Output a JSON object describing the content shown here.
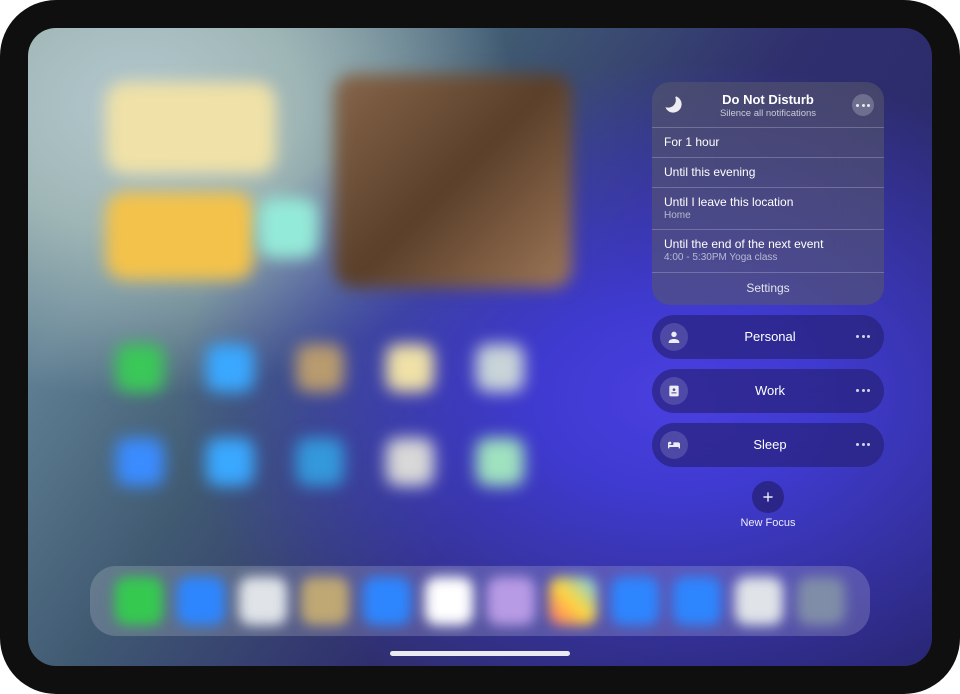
{
  "dnd": {
    "title": "Do Not Disturb",
    "subtitle": "Silence all notifications",
    "options": [
      {
        "label": "For 1 hour",
        "sub": ""
      },
      {
        "label": "Until this evening",
        "sub": ""
      },
      {
        "label": "Until I leave this location",
        "sub": "Home"
      },
      {
        "label": "Until the end of the next event",
        "sub": "4:00 - 5:30PM Yoga class"
      }
    ],
    "settings_label": "Settings"
  },
  "focus_modes": [
    {
      "id": "personal",
      "label": "Personal",
      "icon": "person-icon"
    },
    {
      "id": "work",
      "label": "Work",
      "icon": "badge-icon"
    },
    {
      "id": "sleep",
      "label": "Sleep",
      "icon": "bed-icon"
    }
  ],
  "new_focus": {
    "label": "New Focus"
  }
}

◆ What you will do: Copy every line of the data exactly as written, excluding the pictures.

◆ Reply:
Output a JSON object describing the content shown here.
{
  "dnd": {
    "title": "Do Not Disturb",
    "subtitle": "Silence all notifications",
    "options": [
      {
        "label": "For 1 hour",
        "sub": ""
      },
      {
        "label": "Until this evening",
        "sub": ""
      },
      {
        "label": "Until I leave this location",
        "sub": "Home"
      },
      {
        "label": "Until the end of the next event",
        "sub": "4:00 - 5:30PM Yoga class"
      }
    ],
    "settings_label": "Settings"
  },
  "focus_modes": [
    {
      "id": "personal",
      "label": "Personal",
      "icon": "person-icon"
    },
    {
      "id": "work",
      "label": "Work",
      "icon": "badge-icon"
    },
    {
      "id": "sleep",
      "label": "Sleep",
      "icon": "bed-icon"
    }
  ],
  "new_focus": {
    "label": "New Focus"
  }
}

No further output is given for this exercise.